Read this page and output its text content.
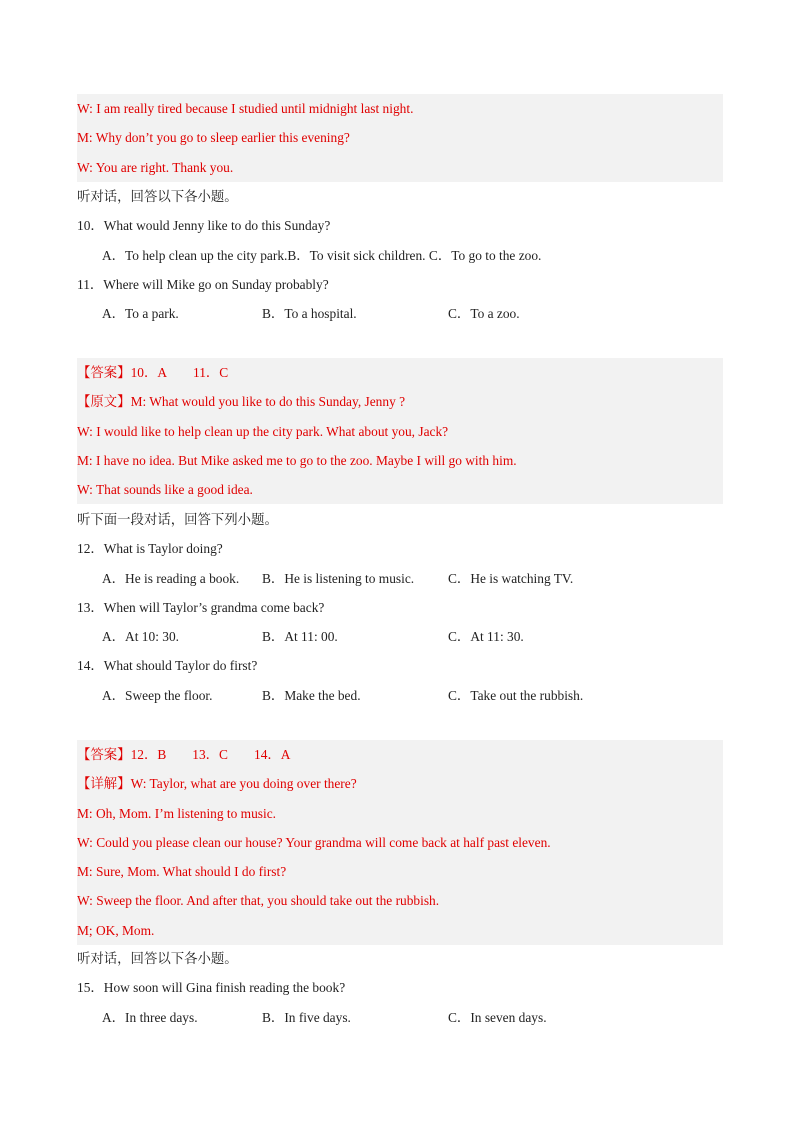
W: I am really tired because I studied until midnight last night.
M: Why don’t you go to sleep earlier this evening?
W: You are right. Thank you.
听对话，回答以下各小题。
10．What would Jenny like to do this Sunday?
A．To help clean up the city park.B．To visit sick children. C．To go to the zoo.
11．Where will Mike go on Sunday probably?
A．To a park.	B．To a hospital.	C．To a zoo.
【答案】10．A 11．C
【原文】M: What would you like to do this Sunday, Jenny ?
W: I would like to help clean up the city park. What about you, Jack?
M: I have no idea. But Mike asked me to go to the zoo. Maybe I will go with him.
W: That sounds like a good idea.
听下面一段对话，回答下列小题。
12．What is Taylor doing?
A．He is reading a book. B．He is listening to music.	C．He is watching TV.
13．When will Taylor’s grandma come back?
A．At 10: 30.	B．At 11: 00.	C．At 11: 30.
14．What should Taylor do first?
A．Sweep the floor.	B．Make the bed.	C．Take out the rubbish.
【答案】12．B 13．C 14．A
【详解】W: Taylor, what are you doing over there?
M: Oh, Mom. I’m listening to music.
W: Could you please clean our house? Your grandma will come back at half past eleven.
M: Sure, Mom. What should I do first?
W: Sweep the floor. And after that, you should take out the rubbish.
M; OK, Mom.
听对话，回答以下各小题。
15．How soon will Gina finish reading the book?
A．In three days.	B．In five days.	C．In seven days.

** OBJECTIVE **
Copy the whole listing above word for word but do not carry over the pictures.

** WORKED ANSWER **
Read this page and output its text content.
W: I am really tired because I studied until midnight last night.
M: Why don’t you go to sleep earlier this evening?
W: You are right. Thank you.
听对话，回答以下各小题。
10．What would Jenny like to do this Sunday?
A．To help clean up the city park.B．To visit sick children. C．To go to the zoo.
11．Where will Mike go on Sunday probably?
A．To a park.	B．To a hospital.	C．To a zoo.
【答案】10．A 11．C
【原文】M: What would you like to do this Sunday, Jenny ?
W: I would like to help clean up the city park. What about you, Jack?
M: I have no idea. But Mike asked me to go to the zoo. Maybe I will go with him.
W: That sounds like a good idea.
听下面一段对话，回答下列小题。
12．What is Taylor doing?
A．He is reading a book. B．He is listening to music.	C．He is watching TV.
13．When will Taylor’s grandma come back?
A．At 10: 30.	B．At 11: 00.	C．At 11: 30.
14．What should Taylor do first?
A．Sweep the floor.	B．Make the bed.	C．Take out the rubbish.
【答案】12．B 13．C 14．A
【详解】W: Taylor, what are you doing over there?
M: Oh, Mom. I’m listening to music.
W: Could you please clean our house? Your grandma will come back at half past eleven.
M: Sure, Mom. What should I do first?
W: Sweep the floor. And after that, you should take out the rubbish.
M; OK, Mom.
听对话，回答以下各小题。
15．How soon will Gina finish reading the book?
A．In three days.	B．In five days.	C．In seven days.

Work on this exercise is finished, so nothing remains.